What is expected:
Look through the records below and collect all lines that hold the string "source".

Data shown:
▽
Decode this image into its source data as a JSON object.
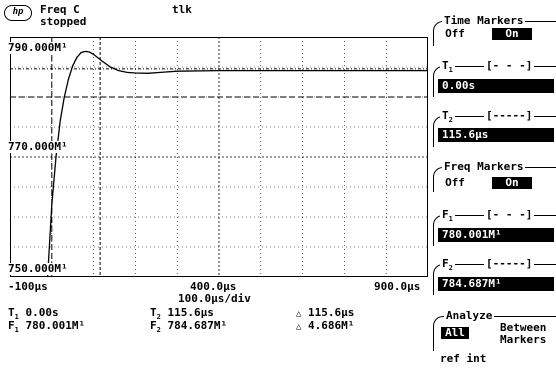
{
  "header": {
    "logo": "hp",
    "mode_line1": "Freq C",
    "mode_line2": "stopped",
    "status": "tlk"
  },
  "graph": {
    "y_top_label": "790.000M¹",
    "y_mid_label": "770.000M¹",
    "y_bottom_label": "750.000M¹",
    "x_left_label": "-100µs",
    "x_mid_label": "400.0µs",
    "x_right_label": "900.0µs",
    "timebase_label": "100.0µs/div"
  },
  "chart_data": {
    "type": "line",
    "xlabel": "",
    "ylabel": "",
    "x_unit": "µs",
    "y_unit": "MHz",
    "xlim": [
      -100,
      900
    ],
    "ylim": [
      750,
      790
    ],
    "grid": true,
    "series": [
      {
        "x": [
          -100,
          -10,
          -5,
          0,
          10,
          20,
          30,
          40,
          50,
          60,
          70,
          80,
          90,
          100,
          120,
          140,
          160,
          180,
          200,
          230,
          260,
          300,
          400,
          500,
          600,
          700,
          800,
          900
        ],
        "y": [
          750.0,
          750.0,
          756,
          762,
          770,
          776,
          780,
          783,
          785.2,
          786.6,
          787.4,
          787.6,
          787.5,
          787.1,
          786.0,
          785.0,
          784.4,
          784.1,
          784.0,
          783.95,
          784.1,
          784.3,
          784.4,
          784.4,
          784.4,
          784.4,
          784.4,
          784.4
        ]
      }
    ],
    "markers": {
      "T1_us": 0.0,
      "T2_us": 115.6,
      "F1_MHz": 780.001,
      "F2_MHz": 784.687
    }
  },
  "readouts": {
    "t1_label": "T",
    "t1_sub": "1",
    "t1_value": "0.00s",
    "f1_label": "F",
    "f1_sub": "1",
    "f1_value": "780.001M¹",
    "t2_label": "T",
    "t2_sub": "2",
    "t2_value": "115.6µs",
    "f2_label": "F",
    "f2_sub": "2",
    "f2_value": "784.687M¹",
    "delta_t_value": "115.6µs",
    "delta_f_value": "4.686M¹"
  },
  "softkeys": {
    "time_markers": {
      "title": "Time Markers",
      "off": "Off",
      "on": "On"
    },
    "t1": {
      "label": "T",
      "sub": "1",
      "bracket": "[- - -]",
      "value": "0.00s"
    },
    "t2": {
      "label": "T",
      "sub": "2",
      "bracket": "[-----]",
      "value": "115.6µs"
    },
    "freq_markers": {
      "title": "Freq Markers",
      "off": "Off",
      "on": "On"
    },
    "f1": {
      "label": "F",
      "sub": "1",
      "bracket": "[- - -]",
      "value": "780.001M¹"
    },
    "f2": {
      "label": "F",
      "sub": "2",
      "bracket": "[-----]",
      "value": "784.687M¹"
    },
    "analyze": {
      "title": "Analyze",
      "all": "All",
      "between": "Between",
      "markers": "Markers"
    }
  },
  "footer": {
    "ref": "ref int"
  }
}
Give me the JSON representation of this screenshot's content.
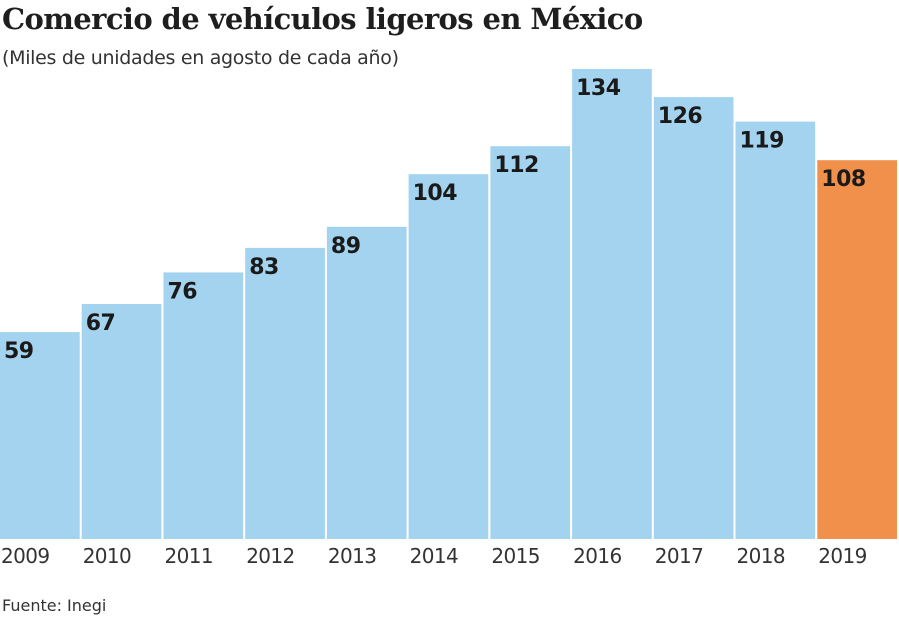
{
  "chart_data": {
    "type": "bar",
    "title": "Comercio de vehículos ligeros en México",
    "subtitle": "(Miles de unidades en agosto de cada año)",
    "source": "Fuente: Inegi",
    "categories": [
      "2009",
      "2010",
      "2011",
      "2012",
      "2013",
      "2014",
      "2015",
      "2016",
      "2017",
      "2018",
      "2019"
    ],
    "values": [
      59,
      67,
      76,
      83,
      89,
      104,
      112,
      134,
      126,
      119,
      108
    ],
    "ylim": [
      0,
      134
    ],
    "grid": false,
    "colors": {
      "default": "#a3d3ee",
      "highlight": "#f0904a"
    },
    "highlight_category": "2019"
  }
}
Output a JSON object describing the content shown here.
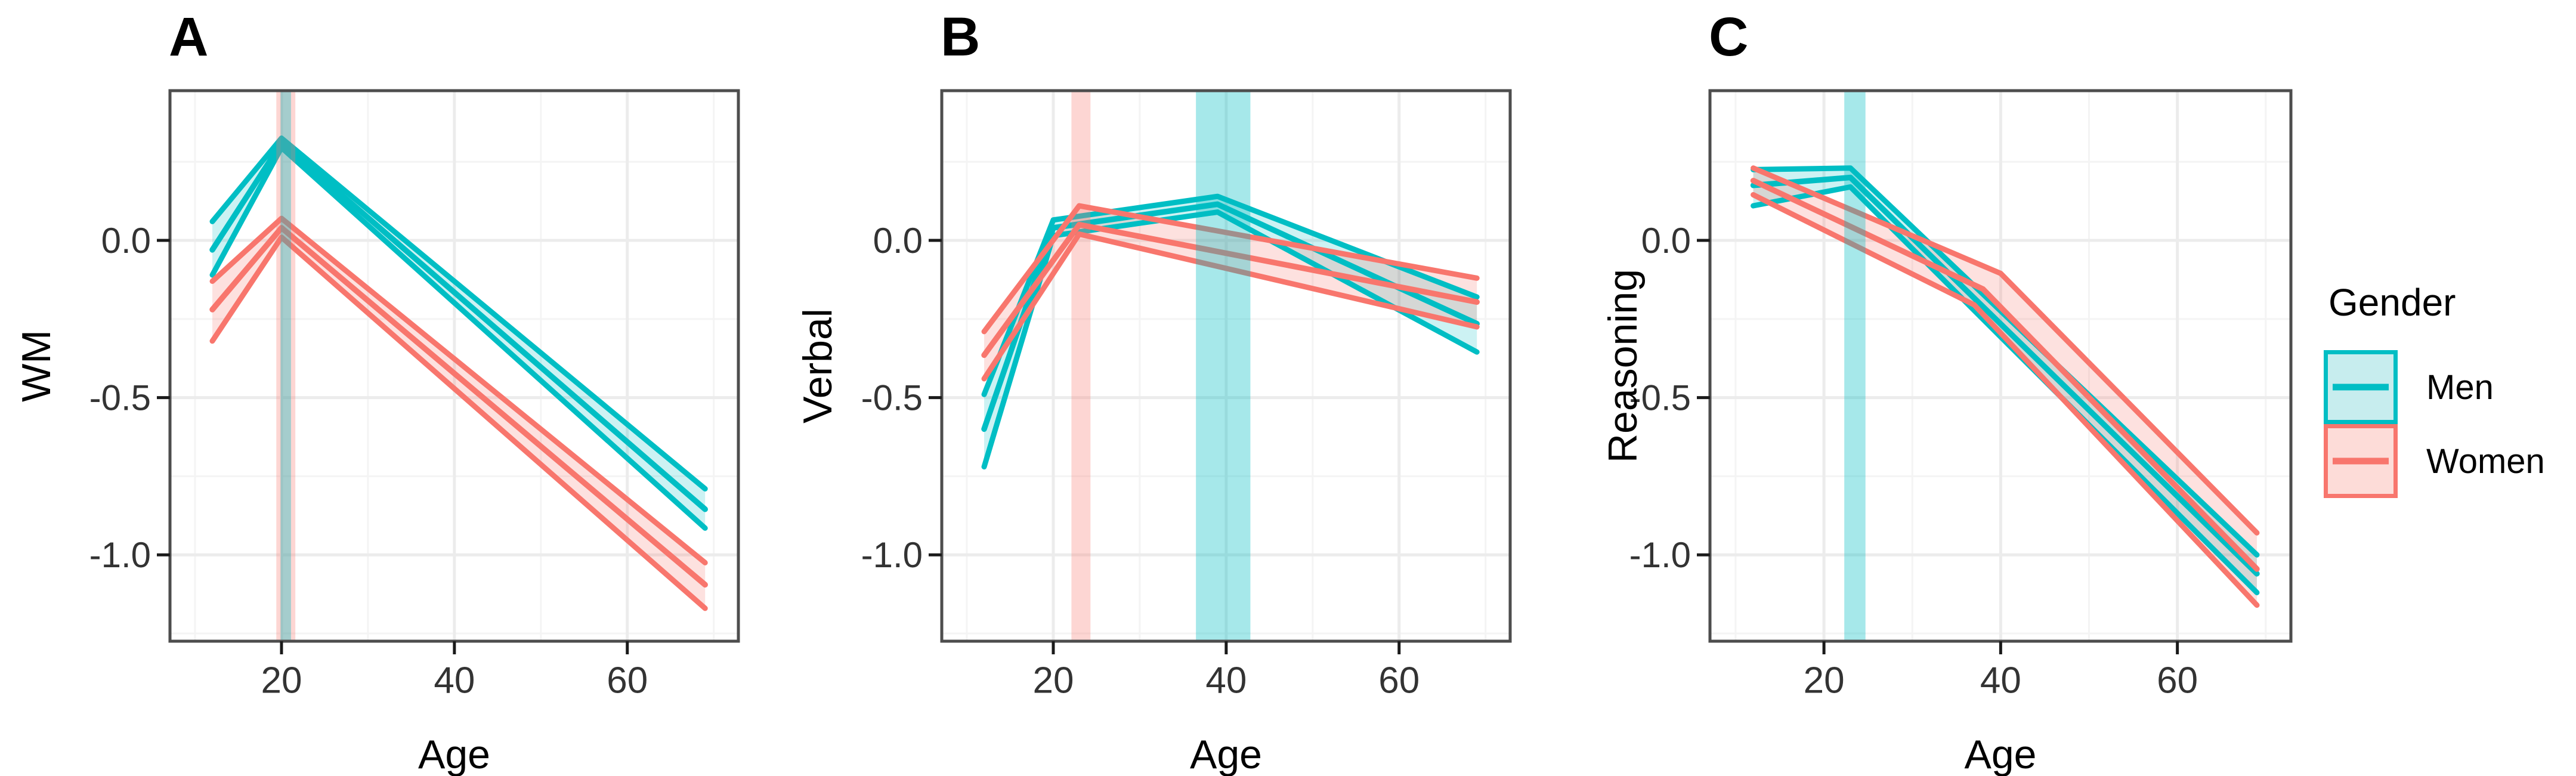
{
  "figure_type": "three-panel ggplot line figure of cognitive scores vs age by gender",
  "colors": {
    "men_line": "#00BEC4",
    "women_line": "#F8766D",
    "men_ribbon": "rgba(0,190,196,0.20)",
    "women_ribbon": "rgba(248,118,109,0.22)",
    "men_band": "rgba(0,190,196,0.35)",
    "women_band": "rgba(248,118,109,0.30)",
    "men_key_fill": "#C7EDEE",
    "women_key_fill": "#FDDCD8",
    "grid_major": "#ECECEC",
    "grid_minor": "#F4F4F4",
    "panel_border": "#4D4D4D",
    "tick_mark": "#1A1A1A",
    "tick_label": "#333333",
    "title_text": "#000000",
    "background": "#FFFFFF"
  },
  "legend": {
    "title": "Gender",
    "items": [
      {
        "label": "Men",
        "color_key": "men"
      },
      {
        "label": "Women",
        "color_key": "women"
      }
    ]
  },
  "axes_shared": {
    "x_label": "Age",
    "x_range": [
      7.1,
      72.85
    ],
    "y_range": [
      -1.2746,
      0.4761
    ],
    "x_ticks": [
      20,
      40,
      60
    ],
    "x_tick_labels": [
      "20",
      "40",
      "60"
    ],
    "x_minor_ticks": [
      10,
      30,
      50,
      70
    ],
    "y_ticks": [
      0.0,
      -0.5,
      -1.0
    ],
    "y_tick_labels": [
      "0.0",
      "-0.5",
      "-1.0"
    ],
    "y_minor_ticks": [
      0.25,
      -0.25,
      -0.75,
      -1.25
    ],
    "grid": "major+minor"
  },
  "chart_data": [
    {
      "type": "line",
      "panel_label": "A",
      "xlabel": "Age",
      "ylabel": "WM",
      "x_range": [
        7.1,
        72.85
      ],
      "y_range": [
        -1.2746,
        0.4761
      ],
      "x_ticks": [
        20,
        40,
        60
      ],
      "y_ticks": [
        0.0,
        -0.5,
        -1.0
      ],
      "series": [
        {
          "name": "Men",
          "color_key": "men",
          "mean": [
            [
              12,
              -0.03
            ],
            [
              20,
              0.31
            ],
            [
              69,
              -0.855
            ]
          ],
          "upper": [
            [
              12,
              0.06
            ],
            [
              20,
              0.325
            ],
            [
              69,
              -0.79
            ]
          ],
          "lower": [
            [
              12,
              -0.11
            ],
            [
              20,
              0.295
            ],
            [
              69,
              -0.915
            ]
          ]
        },
        {
          "name": "Women",
          "color_key": "women",
          "mean": [
            [
              12,
              -0.22
            ],
            [
              20,
              0.04
            ],
            [
              69,
              -1.095
            ]
          ],
          "upper": [
            [
              12,
              -0.13
            ],
            [
              20,
              0.07
            ],
            [
              69,
              -1.025
            ]
          ],
          "lower": [
            [
              12,
              -0.32
            ],
            [
              20,
              0.01
            ],
            [
              69,
              -1.17
            ]
          ]
        }
      ],
      "peak_age_bands": [
        {
          "series": "Women",
          "color_key": "women",
          "from": 19.4,
          "to": 21.6
        },
        {
          "series": "Men",
          "color_key": "men",
          "from": 19.9,
          "to": 21.1
        }
      ]
    },
    {
      "type": "line",
      "panel_label": "B",
      "xlabel": "Age",
      "ylabel": "Verbal",
      "x_range": [
        7.1,
        72.85
      ],
      "y_range": [
        -1.2746,
        0.4761
      ],
      "x_ticks": [
        20,
        40,
        60
      ],
      "y_ticks": [
        0.0,
        -0.5,
        -1.0
      ],
      "series": [
        {
          "name": "Men",
          "color_key": "men",
          "mean": [
            [
              12,
              -0.6
            ],
            [
              20,
              0.04
            ],
            [
              39,
              0.115
            ],
            [
              69,
              -0.265
            ]
          ],
          "upper": [
            [
              12,
              -0.49
            ],
            [
              20,
              0.065
            ],
            [
              39,
              0.14
            ],
            [
              69,
              -0.18
            ]
          ],
          "lower": [
            [
              12,
              -0.72
            ],
            [
              20,
              0.015
            ],
            [
              39,
              0.09
            ],
            [
              69,
              -0.355
            ]
          ]
        },
        {
          "name": "Women",
          "color_key": "women",
          "mean": [
            [
              12,
              -0.365
            ],
            [
              23,
              0.05
            ],
            [
              69,
              -0.196
            ]
          ],
          "upper": [
            [
              12,
              -0.29
            ],
            [
              23,
              0.11
            ],
            [
              69,
              -0.12
            ]
          ],
          "lower": [
            [
              12,
              -0.44
            ],
            [
              23,
              0.02
            ],
            [
              69,
              -0.275
            ]
          ]
        }
      ],
      "peak_age_bands": [
        {
          "series": "Women",
          "color_key": "women",
          "from": 22.1,
          "to": 24.3
        },
        {
          "series": "Men",
          "color_key": "men",
          "from": 36.5,
          "to": 42.8
        }
      ]
    },
    {
      "type": "line",
      "panel_label": "C",
      "xlabel": "Age",
      "ylabel": "Reasoning",
      "x_range": [
        7.1,
        72.85
      ],
      "y_range": [
        -1.2746,
        0.4761
      ],
      "x_ticks": [
        20,
        40,
        60
      ],
      "y_ticks": [
        0.0,
        -0.5,
        -1.0
      ],
      "series": [
        {
          "name": "Men",
          "color_key": "men",
          "mean": [
            [
              12,
              0.175
            ],
            [
              23,
              0.2
            ],
            [
              69,
              -1.06
            ]
          ],
          "upper": [
            [
              12,
              0.225
            ],
            [
              23,
              0.23
            ],
            [
              69,
              -1.0
            ]
          ],
          "lower": [
            [
              12,
              0.11
            ],
            [
              23,
              0.17
            ],
            [
              69,
              -1.12
            ]
          ]
        },
        {
          "name": "Women",
          "color_key": "women",
          "mean": [
            [
              12,
              0.19
            ],
            [
              38,
              -0.155
            ],
            [
              69,
              -1.045
            ]
          ],
          "upper": [
            [
              12,
              0.23
            ],
            [
              40,
              -0.105
            ],
            [
              69,
              -0.93
            ]
          ],
          "lower": [
            [
              12,
              0.145
            ],
            [
              37,
              -0.205
            ],
            [
              69,
              -1.16
            ]
          ]
        }
      ],
      "peak_age_bands": [
        {
          "series": "Men",
          "color_key": "men",
          "from": 22.3,
          "to": 24.7
        }
      ]
    }
  ]
}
△
Task answer:
Decode this image into its source data as a JSON object.
    "source": "Fuente: Inegi",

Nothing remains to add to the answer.